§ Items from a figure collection
● ● ● ● ● ● ●
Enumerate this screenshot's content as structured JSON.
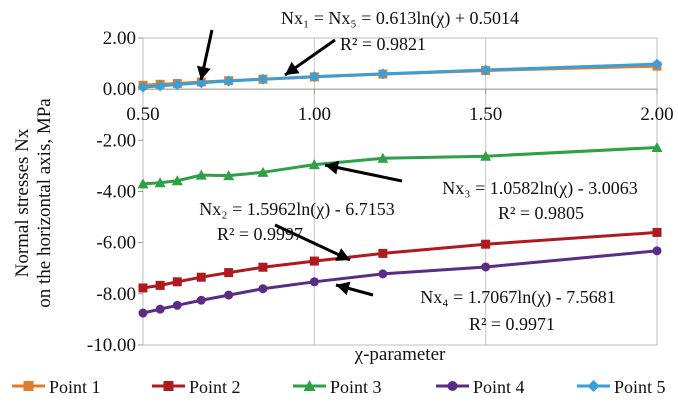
{
  "chart_data": {
    "type": "line",
    "xlabel": "χ-parameter",
    "ylabel_lines": [
      "Normal stresses Nx",
      "on the horizontal axis, MPa"
    ],
    "xlim": [
      0.5,
      2.0
    ],
    "ylim": [
      -10.0,
      2.0
    ],
    "x_ticks": [
      "0.50",
      "1.00",
      "1.50",
      "2.00"
    ],
    "y_ticks": [
      "2.00",
      "0.00",
      "-2.00",
      "-4.00",
      "-6.00",
      "-8.00",
      "-10.00"
    ],
    "grid": "vertical",
    "legend_position": "bottom",
    "series": [
      {
        "name": "Point 1",
        "color": "#E07B2A",
        "marker": "square",
        "x": [
          0.5,
          0.55,
          0.6,
          0.67,
          0.75,
          0.85,
          1.0,
          1.2,
          1.5,
          2.0
        ],
        "y": [
          0.15,
          0.19,
          0.22,
          0.28,
          0.33,
          0.39,
          0.48,
          0.59,
          0.73,
          0.9
        ]
      },
      {
        "name": "Point 2",
        "color": "#B0191E",
        "marker": "square",
        "x": [
          0.5,
          0.55,
          0.6,
          0.67,
          0.75,
          0.85,
          1.0,
          1.2,
          1.5,
          2.0
        ],
        "y": [
          -7.77,
          -7.67,
          -7.53,
          -7.35,
          -7.17,
          -6.96,
          -6.72,
          -6.42,
          -6.06,
          -5.6
        ]
      },
      {
        "name": "Point 3",
        "color": "#2EA046",
        "marker": "triangle",
        "x": [
          0.5,
          0.55,
          0.6,
          0.67,
          0.75,
          0.85,
          1.0,
          1.2,
          1.5,
          2.0
        ],
        "y": [
          -3.7,
          -3.66,
          -3.58,
          -3.36,
          -3.38,
          -3.25,
          -2.95,
          -2.7,
          -2.62,
          -2.28
        ]
      },
      {
        "name": "Point 4",
        "color": "#5A2C86",
        "marker": "circle",
        "x": [
          0.5,
          0.55,
          0.6,
          0.67,
          0.75,
          0.85,
          1.0,
          1.2,
          1.5,
          2.0
        ],
        "y": [
          -8.75,
          -8.6,
          -8.45,
          -8.25,
          -8.05,
          -7.8,
          -7.53,
          -7.22,
          -6.95,
          -6.32
        ]
      },
      {
        "name": "Point 5",
        "color": "#3A9FD8",
        "marker": "diamond",
        "x": [
          0.5,
          0.55,
          0.6,
          0.67,
          0.75,
          0.85,
          1.0,
          1.2,
          1.5,
          2.0
        ],
        "y": [
          0.08,
          0.13,
          0.18,
          0.25,
          0.32,
          0.39,
          0.49,
          0.6,
          0.75,
          0.98
        ]
      }
    ],
    "annotations": [
      {
        "id": "nx1",
        "eq": "Nx₁ = Nx₅ = 0.613ln(χ) + 0.5014",
        "r2": "R² = 0.9821"
      },
      {
        "id": "nx3",
        "eq": "Nx₃ = 1.0582ln(χ) - 3.0063",
        "r2": "R² = 0.9805"
      },
      {
        "id": "nx2",
        "eq": "Nx₂ = 1.5962ln(χ) - 6.7153",
        "r2": "R² = 0.9997"
      },
      {
        "id": "nx4",
        "eq": "Nx₄ = 1.7067ln(χ) - 7.5681",
        "r2": "R² = 0.9971"
      }
    ]
  }
}
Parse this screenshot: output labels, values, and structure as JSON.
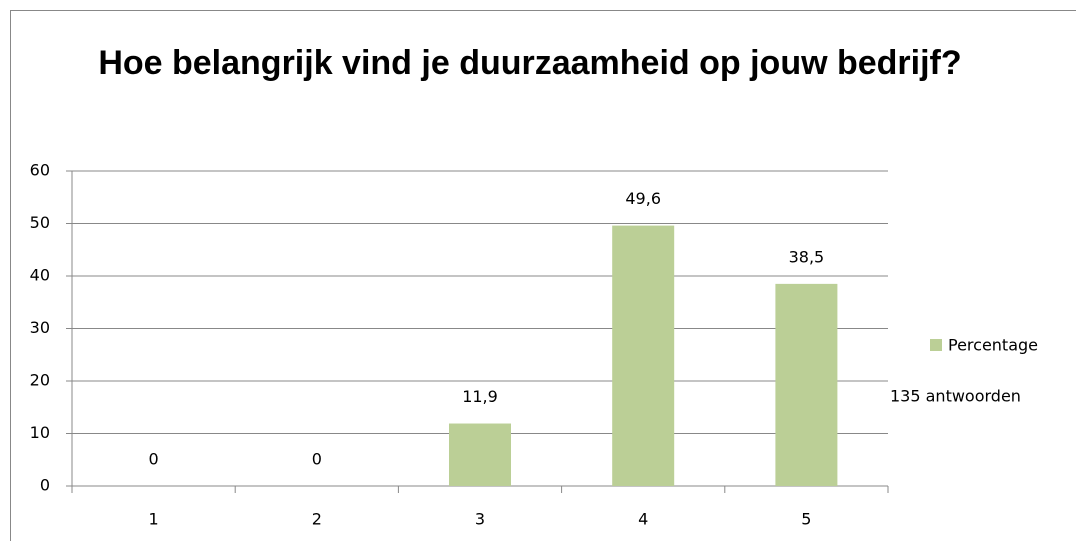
{
  "chart_data": {
    "type": "bar",
    "title": "Hoe belangrijk vind je duurzaamheid op jouw bedrijf?",
    "categories": [
      "1",
      "2",
      "3",
      "4",
      "5"
    ],
    "series": [
      {
        "name": "Percentage",
        "color": "#bbcf96",
        "values": [
          0,
          0,
          11.9,
          49.6,
          38.5
        ],
        "value_labels": [
          "0",
          "0",
          "11,9",
          "49,6",
          "38,5"
        ]
      }
    ],
    "ylim": [
      0,
      60
    ],
    "yticks": [
      0,
      10,
      20,
      30,
      40,
      50,
      60
    ],
    "grid": true,
    "legend": "right",
    "annotations": [
      "135 antwoorden"
    ]
  }
}
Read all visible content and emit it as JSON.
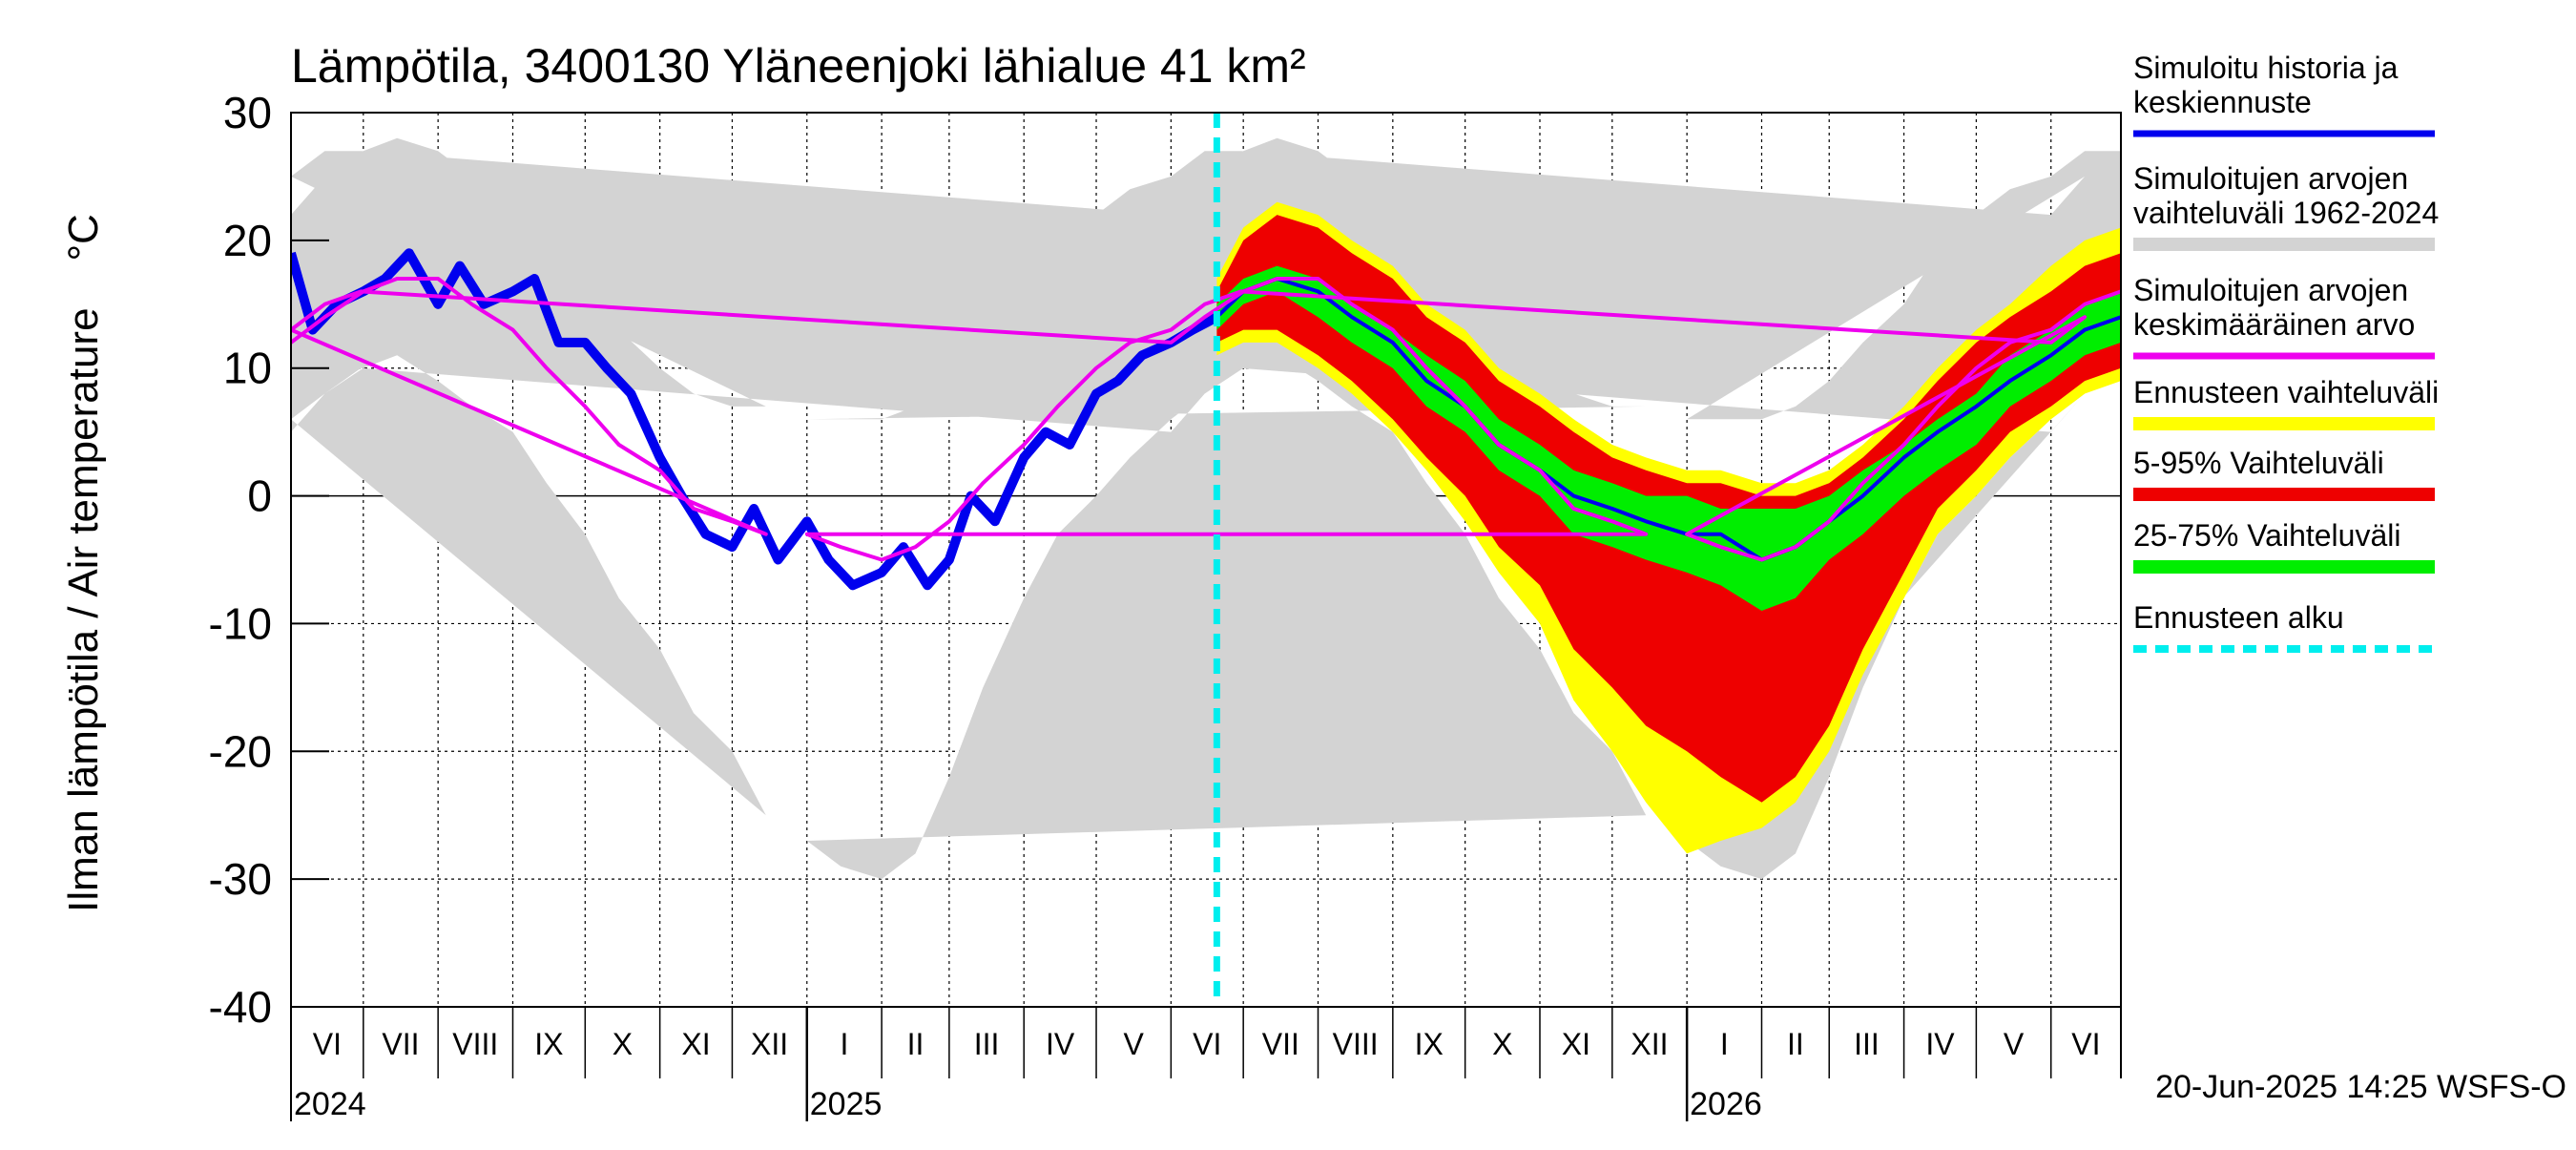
● ● ● ● ● ● ●
Show the lines of the data that hold the word "name".

§ Result for this task
        "name": "Point 1",
        "name": "Point 2",
        "name": "Point 3",
        "name": "Point 4",
        "name": "Point 5",
        "name": "Percentage",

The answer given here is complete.